* begin *
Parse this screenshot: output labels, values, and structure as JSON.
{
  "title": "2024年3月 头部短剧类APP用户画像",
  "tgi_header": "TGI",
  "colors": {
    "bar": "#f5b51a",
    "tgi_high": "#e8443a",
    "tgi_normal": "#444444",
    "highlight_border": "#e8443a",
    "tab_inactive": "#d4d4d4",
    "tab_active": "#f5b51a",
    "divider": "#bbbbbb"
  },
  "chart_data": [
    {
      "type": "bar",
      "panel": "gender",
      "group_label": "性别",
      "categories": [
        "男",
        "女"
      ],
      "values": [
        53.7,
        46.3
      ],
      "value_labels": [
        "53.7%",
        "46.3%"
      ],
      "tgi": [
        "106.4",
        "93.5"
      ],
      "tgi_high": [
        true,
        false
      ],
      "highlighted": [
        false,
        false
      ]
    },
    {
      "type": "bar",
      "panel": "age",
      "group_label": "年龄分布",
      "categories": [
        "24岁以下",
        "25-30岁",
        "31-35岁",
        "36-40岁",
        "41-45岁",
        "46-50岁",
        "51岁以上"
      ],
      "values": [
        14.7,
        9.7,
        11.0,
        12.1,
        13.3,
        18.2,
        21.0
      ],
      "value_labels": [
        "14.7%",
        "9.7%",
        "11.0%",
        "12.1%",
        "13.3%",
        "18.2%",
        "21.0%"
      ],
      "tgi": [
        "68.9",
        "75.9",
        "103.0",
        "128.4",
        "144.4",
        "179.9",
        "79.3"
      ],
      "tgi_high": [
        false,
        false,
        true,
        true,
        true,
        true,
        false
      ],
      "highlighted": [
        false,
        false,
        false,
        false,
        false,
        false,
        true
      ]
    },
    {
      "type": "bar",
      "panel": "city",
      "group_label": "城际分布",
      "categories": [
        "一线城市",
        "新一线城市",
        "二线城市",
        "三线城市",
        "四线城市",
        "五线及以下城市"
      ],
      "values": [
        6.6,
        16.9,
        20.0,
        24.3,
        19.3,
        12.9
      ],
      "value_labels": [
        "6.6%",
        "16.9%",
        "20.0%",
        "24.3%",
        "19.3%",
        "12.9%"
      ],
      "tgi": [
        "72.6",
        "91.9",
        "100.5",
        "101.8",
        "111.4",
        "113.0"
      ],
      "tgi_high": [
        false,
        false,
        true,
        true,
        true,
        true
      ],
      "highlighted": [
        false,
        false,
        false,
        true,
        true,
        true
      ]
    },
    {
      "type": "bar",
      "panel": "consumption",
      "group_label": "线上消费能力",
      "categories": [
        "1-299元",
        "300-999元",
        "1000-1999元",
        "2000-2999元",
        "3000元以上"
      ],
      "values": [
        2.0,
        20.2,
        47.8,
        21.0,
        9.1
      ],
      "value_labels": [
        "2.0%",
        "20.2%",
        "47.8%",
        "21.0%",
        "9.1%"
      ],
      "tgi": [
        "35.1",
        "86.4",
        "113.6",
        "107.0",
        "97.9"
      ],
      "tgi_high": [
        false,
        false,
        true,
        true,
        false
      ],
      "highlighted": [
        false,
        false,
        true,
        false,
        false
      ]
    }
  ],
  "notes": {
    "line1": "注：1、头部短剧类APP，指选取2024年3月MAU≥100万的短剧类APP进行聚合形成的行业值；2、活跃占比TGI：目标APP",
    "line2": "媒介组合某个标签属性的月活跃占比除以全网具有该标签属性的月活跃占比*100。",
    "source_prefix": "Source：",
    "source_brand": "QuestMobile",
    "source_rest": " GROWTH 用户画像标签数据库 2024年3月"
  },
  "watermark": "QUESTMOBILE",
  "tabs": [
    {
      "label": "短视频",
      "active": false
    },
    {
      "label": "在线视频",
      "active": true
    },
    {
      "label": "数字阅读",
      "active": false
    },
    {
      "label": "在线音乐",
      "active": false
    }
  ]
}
* end *
#### Goal
Extract the entries above verbatim.

#### Correct answer
Parse this screenshot: output labels, values, and structure as JSON.
{
  "title": "2024年3月 头部短剧类APP用户画像",
  "tgi_header": "TGI",
  "colors": {
    "bar": "#f5b51a",
    "tgi_high": "#e8443a",
    "tgi_normal": "#444444",
    "highlight_border": "#e8443a",
    "tab_inactive": "#d4d4d4",
    "tab_active": "#f5b51a",
    "divider": "#bbbbbb"
  },
  "chart_data": [
    {
      "type": "bar",
      "panel": "gender",
      "group_label": "性别",
      "categories": [
        "男",
        "女"
      ],
      "values": [
        53.7,
        46.3
      ],
      "value_labels": [
        "53.7%",
        "46.3%"
      ],
      "tgi": [
        "106.4",
        "93.5"
      ],
      "tgi_high": [
        true,
        false
      ],
      "highlighted": [
        false,
        false
      ]
    },
    {
      "type": "bar",
      "panel": "age",
      "group_label": "年龄分布",
      "categories": [
        "24岁以下",
        "25-30岁",
        "31-35岁",
        "36-40岁",
        "41-45岁",
        "46-50岁",
        "51岁以上"
      ],
      "values": [
        14.7,
        9.7,
        11.0,
        12.1,
        13.3,
        18.2,
        21.0
      ],
      "value_labels": [
        "14.7%",
        "9.7%",
        "11.0%",
        "12.1%",
        "13.3%",
        "18.2%",
        "21.0%"
      ],
      "tgi": [
        "68.9",
        "75.9",
        "103.0",
        "128.4",
        "144.4",
        "179.9",
        "79.3"
      ],
      "tgi_high": [
        false,
        false,
        true,
        true,
        true,
        true,
        false
      ],
      "highlighted": [
        false,
        false,
        false,
        false,
        false,
        false,
        true
      ]
    },
    {
      "type": "bar",
      "panel": "city",
      "group_label": "城际分布",
      "categories": [
        "一线城市",
        "新一线城市",
        "二线城市",
        "三线城市",
        "四线城市",
        "五线及以下城市"
      ],
      "values": [
        6.6,
        16.9,
        20.0,
        24.3,
        19.3,
        12.9
      ],
      "value_labels": [
        "6.6%",
        "16.9%",
        "20.0%",
        "24.3%",
        "19.3%",
        "12.9%"
      ],
      "tgi": [
        "72.6",
        "91.9",
        "100.5",
        "101.8",
        "111.4",
        "113.0"
      ],
      "tgi_high": [
        false,
        false,
        true,
        true,
        true,
        true
      ],
      "highlighted": [
        false,
        false,
        false,
        true,
        true,
        true
      ]
    },
    {
      "type": "bar",
      "panel": "consumption",
      "group_label": "线上消费能力",
      "categories": [
        "1-299元",
        "300-999元",
        "1000-1999元",
        "2000-2999元",
        "3000元以上"
      ],
      "values": [
        2.0,
        20.2,
        47.8,
        21.0,
        9.1
      ],
      "value_labels": [
        "2.0%",
        "20.2%",
        "47.8%",
        "21.0%",
        "9.1%"
      ],
      "tgi": [
        "35.1",
        "86.4",
        "113.6",
        "107.0",
        "97.9"
      ],
      "tgi_high": [
        false,
        false,
        true,
        true,
        false
      ],
      "highlighted": [
        false,
        false,
        true,
        false,
        false
      ]
    }
  ],
  "notes": {
    "line1": "注：1、头部短剧类APP，指选取2024年3月MAU≥100万的短剧类APP进行聚合形成的行业值；2、活跃占比TGI：目标APP",
    "line2": "媒介组合某个标签属性的月活跃占比除以全网具有该标签属性的月活跃占比*100。",
    "source_prefix": "Source：",
    "source_brand": "QuestMobile",
    "source_rest": " GROWTH 用户画像标签数据库 2024年3月"
  },
  "watermark": "QUESTMOBILE",
  "tabs": [
    {
      "label": "短视频",
      "active": false
    },
    {
      "label": "在线视频",
      "active": true
    },
    {
      "label": "数字阅读",
      "active": false
    },
    {
      "label": "在线音乐",
      "active": false
    }
  ]
}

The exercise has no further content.